_Source extract_.
☆ ☆ ☆ ☆

Despite being an old grizzled veteran of Troma’s particular brand of entertainment, I have to be honest that even I was taken aback at how deliriously unrestrained Poultrygeist actually is. After all, any movie that elects to start on a zombified hand plunging it’s middle finger directly up the anus of the male lead while he’s having sex which then breaks off is obviously not fucking around; but the fact that it keeps pushing that bad taste boundary as hard as it does is both hugely impressive and weirdly distracting.
Director and co-writer Kaufman seems adamant in keeping the gross out stuff as extreme and as regular as possible (regular is an accurate word to describe the endless stream of shit jokes too as the movie seems to be having way more of it’s described amount of fibre per day…) and after a while the extreme filth starts to actually become numbing no matter how spectacularly gruesome it is. The sight of a lunatic axeman graphically wanking over a pair of stolen underwear, only to have a zombie hand ram up his ass, emerge from his mouth, grab the shorts and then pull them back through him is utterly jaw dropping for various reasons, but by the end of the movie when an absurdly buff Hummus jacked up on meat steroids flexes her muscles so hard her eyes pop out it’s actually tough to feel anything regardless how funny you may find it.
Weirdly, despite the title riffing on Romero and Poltergeist and the basic concept borrowing liberally from any number of zombie films and The Amityville Horror, the movie Poultrygeist most resembles ultimately is the second half of Robert Rodriguez’s From Dusk Till Dawn – if From Dusk Till Dawn featured a scene where Quentin Tarantino shat himself uncontrollably for five straight minutes. The single location and siege plot is a given, but the creatures processed by poultry (and therefore technically are only thinking with their cock) also exhibit weird mutations that vary from creature to creature – not unlike Tom Savini’s illogical but cool tranformation into a rat monster – most just turn into beaked zombies but one guy actually turns into a huge egg and hatches a hulking chicken creature where another grows a sentient elephantine phallus with a face that looks like Dwayne Johnson’s arm palming a basket ball. Yet another thing Poultrygeist has in common with From Dusk Till Dawn is it’s astoundingly gory, showstopping massacre that mirrors the chaos of the bar fight of that tex mex vampire blowout. Simply put, in a movie stuffed tighter chicken’s butthole with endless gore, semen and shit, this scene manages to surpass them all and the gore hound in me has to admit… it’s pretty fucking awesome.

☆ ☆ ☆ ☆

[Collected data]
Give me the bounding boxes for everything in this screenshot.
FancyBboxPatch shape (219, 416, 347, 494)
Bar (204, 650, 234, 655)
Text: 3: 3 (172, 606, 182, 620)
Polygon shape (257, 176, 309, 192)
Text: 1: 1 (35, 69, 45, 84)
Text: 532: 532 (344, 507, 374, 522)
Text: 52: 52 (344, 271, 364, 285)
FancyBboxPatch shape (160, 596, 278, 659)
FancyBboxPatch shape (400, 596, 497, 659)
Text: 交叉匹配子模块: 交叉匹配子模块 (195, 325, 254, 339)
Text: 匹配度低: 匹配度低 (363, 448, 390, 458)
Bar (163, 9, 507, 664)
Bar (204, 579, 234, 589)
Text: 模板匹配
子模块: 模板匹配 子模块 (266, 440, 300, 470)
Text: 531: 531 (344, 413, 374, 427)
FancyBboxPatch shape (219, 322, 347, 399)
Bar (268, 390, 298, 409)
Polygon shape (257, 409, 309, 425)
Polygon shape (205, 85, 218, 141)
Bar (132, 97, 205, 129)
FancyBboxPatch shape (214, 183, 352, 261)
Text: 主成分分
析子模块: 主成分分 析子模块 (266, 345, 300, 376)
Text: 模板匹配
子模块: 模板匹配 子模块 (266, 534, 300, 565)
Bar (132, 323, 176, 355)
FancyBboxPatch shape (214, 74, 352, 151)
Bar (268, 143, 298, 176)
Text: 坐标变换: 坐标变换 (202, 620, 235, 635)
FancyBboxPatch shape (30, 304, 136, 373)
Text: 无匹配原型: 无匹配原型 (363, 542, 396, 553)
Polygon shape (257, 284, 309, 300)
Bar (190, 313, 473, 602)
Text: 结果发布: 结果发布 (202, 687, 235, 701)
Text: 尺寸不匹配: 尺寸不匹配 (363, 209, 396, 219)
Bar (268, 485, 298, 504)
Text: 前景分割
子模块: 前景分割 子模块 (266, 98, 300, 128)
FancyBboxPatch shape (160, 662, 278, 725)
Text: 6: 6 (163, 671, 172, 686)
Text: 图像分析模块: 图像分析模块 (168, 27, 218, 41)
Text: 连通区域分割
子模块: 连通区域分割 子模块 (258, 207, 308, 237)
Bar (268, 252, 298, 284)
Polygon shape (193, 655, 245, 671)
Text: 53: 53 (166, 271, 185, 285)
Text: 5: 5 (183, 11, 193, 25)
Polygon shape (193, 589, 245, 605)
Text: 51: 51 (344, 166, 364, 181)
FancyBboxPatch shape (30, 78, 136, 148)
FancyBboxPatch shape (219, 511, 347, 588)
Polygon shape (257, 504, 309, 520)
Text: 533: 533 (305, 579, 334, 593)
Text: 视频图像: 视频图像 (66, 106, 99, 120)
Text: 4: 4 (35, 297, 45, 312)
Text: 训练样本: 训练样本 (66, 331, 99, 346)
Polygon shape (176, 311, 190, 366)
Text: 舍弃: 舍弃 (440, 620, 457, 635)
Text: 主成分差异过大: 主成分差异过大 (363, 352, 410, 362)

☆ ☆ ☆ ☆

_Problem details_.
Extract, word for word, everything from "Despite being an" down to "and weirdly distracting." in the Poultrygeist review.

_Worked solution_.
Despite being an old grizzled veteran of Troma’s particular brand of entertainment, I have to be honest that even I was taken aback at how deliriously unrestrained Poultrygeist actually is. After all, any movie that elects to start on a zombified hand plunging it’s middle finger directly up the anus of the male lead while he’s having sex which then breaks off is obviously not fucking around; but the fact that it keeps pushing that bad taste boundary as hard as it does is both hugely impressive and weirdly distracting.